Given problem> Select each line where the word "Wind" appears.

###

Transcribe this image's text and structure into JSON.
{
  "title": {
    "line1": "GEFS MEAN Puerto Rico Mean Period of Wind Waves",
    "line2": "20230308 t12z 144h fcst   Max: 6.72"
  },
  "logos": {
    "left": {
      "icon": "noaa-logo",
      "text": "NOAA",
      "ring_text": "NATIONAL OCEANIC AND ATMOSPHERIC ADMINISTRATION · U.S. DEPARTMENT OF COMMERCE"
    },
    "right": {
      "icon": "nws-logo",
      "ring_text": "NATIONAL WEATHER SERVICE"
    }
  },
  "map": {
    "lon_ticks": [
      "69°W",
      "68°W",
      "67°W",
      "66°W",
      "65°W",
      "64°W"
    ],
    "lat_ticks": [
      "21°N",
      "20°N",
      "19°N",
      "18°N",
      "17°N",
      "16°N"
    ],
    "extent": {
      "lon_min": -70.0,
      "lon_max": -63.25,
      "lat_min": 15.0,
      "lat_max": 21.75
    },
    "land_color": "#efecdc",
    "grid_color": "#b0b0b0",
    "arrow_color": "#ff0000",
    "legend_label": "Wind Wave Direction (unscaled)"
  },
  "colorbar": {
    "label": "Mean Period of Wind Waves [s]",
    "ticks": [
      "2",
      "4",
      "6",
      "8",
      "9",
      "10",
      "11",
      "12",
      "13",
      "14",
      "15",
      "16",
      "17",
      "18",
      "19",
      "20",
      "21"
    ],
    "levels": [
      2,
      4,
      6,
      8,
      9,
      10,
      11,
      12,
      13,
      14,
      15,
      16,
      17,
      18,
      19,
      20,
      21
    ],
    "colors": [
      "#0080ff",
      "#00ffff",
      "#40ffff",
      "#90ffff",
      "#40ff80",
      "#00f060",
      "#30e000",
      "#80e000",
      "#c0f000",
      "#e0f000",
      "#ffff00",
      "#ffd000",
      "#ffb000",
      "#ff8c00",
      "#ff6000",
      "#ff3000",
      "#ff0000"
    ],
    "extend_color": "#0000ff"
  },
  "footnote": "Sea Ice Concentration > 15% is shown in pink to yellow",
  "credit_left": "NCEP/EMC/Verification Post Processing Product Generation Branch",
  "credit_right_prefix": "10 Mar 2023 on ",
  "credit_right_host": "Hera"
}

###

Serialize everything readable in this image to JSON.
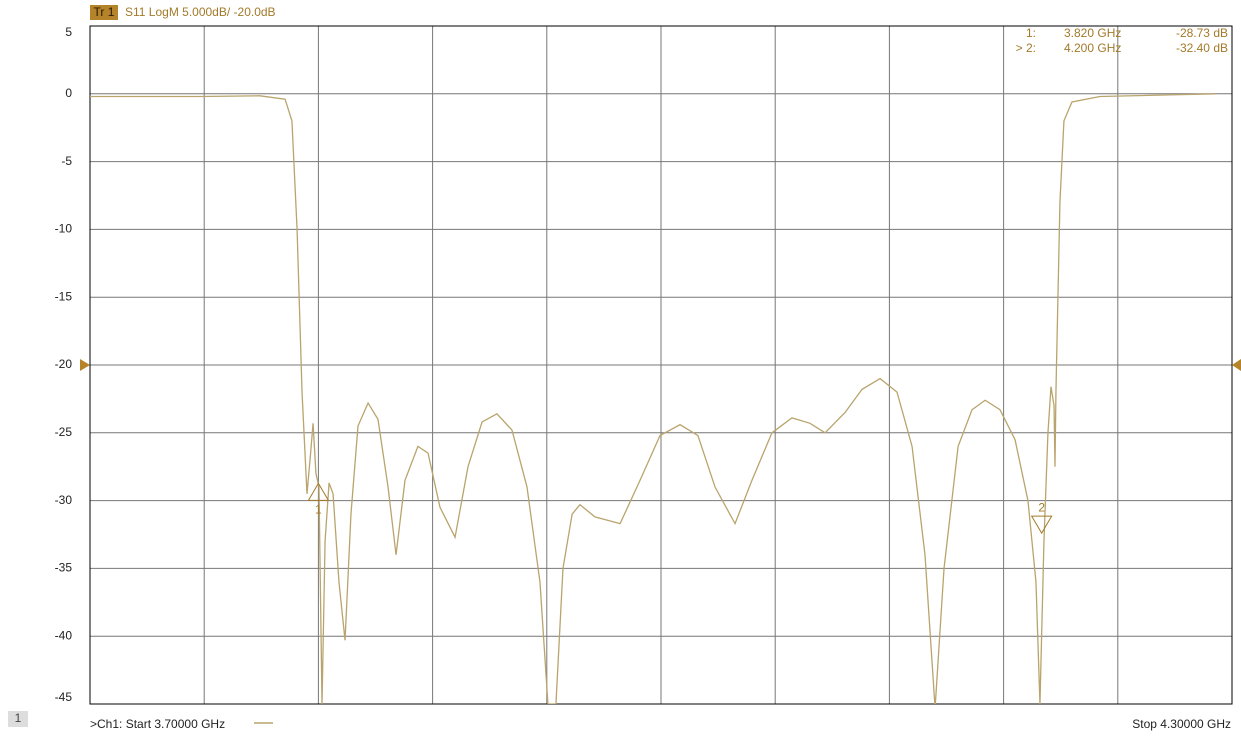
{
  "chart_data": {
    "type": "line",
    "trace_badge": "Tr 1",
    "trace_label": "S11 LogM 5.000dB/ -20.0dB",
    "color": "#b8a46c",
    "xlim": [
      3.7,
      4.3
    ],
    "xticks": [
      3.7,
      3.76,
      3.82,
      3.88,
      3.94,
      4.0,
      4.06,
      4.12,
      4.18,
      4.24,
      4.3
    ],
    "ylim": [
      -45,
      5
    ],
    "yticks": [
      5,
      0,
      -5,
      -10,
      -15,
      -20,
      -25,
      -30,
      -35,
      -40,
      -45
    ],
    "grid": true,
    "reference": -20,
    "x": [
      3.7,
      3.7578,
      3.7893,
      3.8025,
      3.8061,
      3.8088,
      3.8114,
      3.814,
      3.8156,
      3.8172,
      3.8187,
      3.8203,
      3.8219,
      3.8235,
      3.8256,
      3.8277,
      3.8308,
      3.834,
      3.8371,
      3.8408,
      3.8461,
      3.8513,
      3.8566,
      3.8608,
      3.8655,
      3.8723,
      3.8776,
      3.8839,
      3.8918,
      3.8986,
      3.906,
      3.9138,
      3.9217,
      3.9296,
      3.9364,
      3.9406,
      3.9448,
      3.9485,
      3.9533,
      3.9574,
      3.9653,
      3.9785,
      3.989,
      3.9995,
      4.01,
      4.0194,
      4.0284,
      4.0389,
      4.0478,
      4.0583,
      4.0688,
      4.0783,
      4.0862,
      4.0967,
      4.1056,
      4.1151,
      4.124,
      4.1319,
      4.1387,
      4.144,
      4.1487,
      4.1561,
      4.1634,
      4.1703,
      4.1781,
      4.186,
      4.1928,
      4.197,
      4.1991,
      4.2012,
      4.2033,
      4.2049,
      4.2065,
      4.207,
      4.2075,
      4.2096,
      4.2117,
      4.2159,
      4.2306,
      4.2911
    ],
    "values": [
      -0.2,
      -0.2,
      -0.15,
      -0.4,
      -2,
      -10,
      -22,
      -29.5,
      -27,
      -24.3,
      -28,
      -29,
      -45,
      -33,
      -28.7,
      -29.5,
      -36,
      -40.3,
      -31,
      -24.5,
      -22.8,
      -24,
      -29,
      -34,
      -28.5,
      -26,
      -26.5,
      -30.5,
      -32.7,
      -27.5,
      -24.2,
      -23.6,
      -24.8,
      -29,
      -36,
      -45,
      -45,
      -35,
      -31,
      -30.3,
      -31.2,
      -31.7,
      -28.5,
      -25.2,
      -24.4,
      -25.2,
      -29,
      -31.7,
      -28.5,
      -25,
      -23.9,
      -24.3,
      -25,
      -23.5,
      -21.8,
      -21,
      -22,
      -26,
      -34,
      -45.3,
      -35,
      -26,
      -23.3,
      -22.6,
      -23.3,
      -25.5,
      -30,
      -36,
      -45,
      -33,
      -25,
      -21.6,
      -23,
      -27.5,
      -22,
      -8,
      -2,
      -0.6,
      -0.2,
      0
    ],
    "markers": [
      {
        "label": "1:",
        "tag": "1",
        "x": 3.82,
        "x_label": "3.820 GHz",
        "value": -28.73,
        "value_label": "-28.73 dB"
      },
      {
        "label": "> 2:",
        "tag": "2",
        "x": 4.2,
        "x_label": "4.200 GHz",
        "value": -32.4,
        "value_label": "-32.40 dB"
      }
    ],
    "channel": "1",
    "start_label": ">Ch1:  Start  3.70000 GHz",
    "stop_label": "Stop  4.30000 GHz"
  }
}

###

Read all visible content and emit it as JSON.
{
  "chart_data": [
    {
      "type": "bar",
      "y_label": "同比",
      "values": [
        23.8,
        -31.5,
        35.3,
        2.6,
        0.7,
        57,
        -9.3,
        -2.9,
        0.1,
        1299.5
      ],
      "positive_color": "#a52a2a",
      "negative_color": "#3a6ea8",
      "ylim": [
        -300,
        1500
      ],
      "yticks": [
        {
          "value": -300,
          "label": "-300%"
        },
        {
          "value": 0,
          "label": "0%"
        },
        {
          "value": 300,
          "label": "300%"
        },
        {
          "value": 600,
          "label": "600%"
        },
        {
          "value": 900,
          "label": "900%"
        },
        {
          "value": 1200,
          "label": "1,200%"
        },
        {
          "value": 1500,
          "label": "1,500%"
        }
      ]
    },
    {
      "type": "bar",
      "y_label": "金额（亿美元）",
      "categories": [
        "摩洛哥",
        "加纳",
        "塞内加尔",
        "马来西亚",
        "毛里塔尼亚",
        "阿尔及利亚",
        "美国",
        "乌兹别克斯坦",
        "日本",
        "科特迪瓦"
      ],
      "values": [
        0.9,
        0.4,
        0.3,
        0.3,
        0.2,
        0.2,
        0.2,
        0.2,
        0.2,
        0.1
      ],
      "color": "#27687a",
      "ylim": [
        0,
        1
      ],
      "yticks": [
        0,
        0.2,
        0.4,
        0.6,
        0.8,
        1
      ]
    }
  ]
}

###

Solution below>
    "line1": "GEFS MEAN Puerto Rico Mean Period of Wind Waves",
    "legend_label": "Wind Wave Direction (unscaled)"
    "label": "Mean Period of Wind Waves [s]",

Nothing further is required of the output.